■ **What this task involves**
Every entry below should be printed exactly, without its images.

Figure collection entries
>>>

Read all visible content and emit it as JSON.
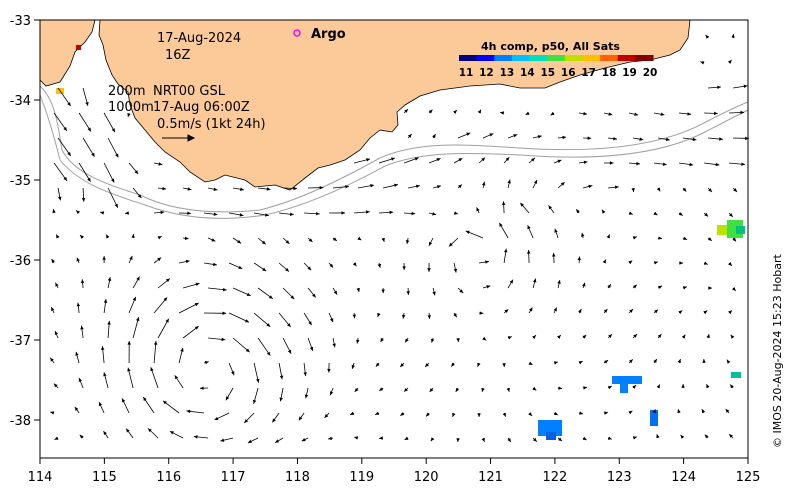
{
  "map": {
    "date": "17-Aug-2024",
    "hour": "16Z",
    "legend_argo": "Argo",
    "contour_label_1": "200m",
    "contour_label_2": "1000m",
    "product": "NRT00 GSL",
    "product_time": "17-Aug 06:00Z",
    "scale_label": "0.5m/s (1kt 24h)",
    "credit": "© IMOS 20-Aug-2024 15:23 Hobart",
    "lon_ticks": [
      "114",
      "115",
      "116",
      "117",
      "118",
      "119",
      "120",
      "121",
      "122",
      "123",
      "124",
      "125"
    ],
    "lat_ticks": [
      "-33",
      "-34",
      "-35",
      "-36",
      "-37",
      "-38"
    ]
  },
  "colorbar": {
    "title": "4h comp, p50, All Sats",
    "ticks": [
      "11",
      "12",
      "13",
      "14",
      "15",
      "16",
      "17",
      "18",
      "19",
      "20"
    ],
    "colors": [
      "#000080",
      "#0000ff",
      "#0080ff",
      "#00c0ff",
      "#00e0c0",
      "#40e040",
      "#c0e000",
      "#ffc000",
      "#ff6000",
      "#c00000",
      "#800000"
    ]
  },
  "colors": {
    "land": "#fcca98",
    "argo": "#ff00ff",
    "contour": "#a0a0a0"
  }
}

<<<

■ **Written solution**
Read all visible content and emit it as JSON.
{
  "map": {
    "date": "17-Aug-2024",
    "hour": "16Z",
    "legend_argo": "Argo",
    "contour_label_1": "200m",
    "contour_label_2": "1000m",
    "product": "NRT00 GSL",
    "product_time": "17-Aug 06:00Z",
    "scale_label": "0.5m/s (1kt 24h)",
    "credit": "© IMOS 20-Aug-2024 15:23 Hobart",
    "lon_ticks": [
      "114",
      "115",
      "116",
      "117",
      "118",
      "119",
      "120",
      "121",
      "122",
      "123",
      "124",
      "125"
    ],
    "lat_ticks": [
      "-33",
      "-34",
      "-35",
      "-36",
      "-37",
      "-38"
    ]
  },
  "colorbar": {
    "title": "4h comp, p50, All Sats",
    "ticks": [
      "11",
      "12",
      "13",
      "14",
      "15",
      "16",
      "17",
      "18",
      "19",
      "20"
    ],
    "colors": [
      "#000080",
      "#0000ff",
      "#0080ff",
      "#00c0ff",
      "#00e0c0",
      "#40e040",
      "#c0e000",
      "#ffc000",
      "#ff6000",
      "#c00000",
      "#800000"
    ]
  },
  "colors": {
    "land": "#fcca98",
    "argo": "#ff00ff",
    "contour": "#a0a0a0"
  }
}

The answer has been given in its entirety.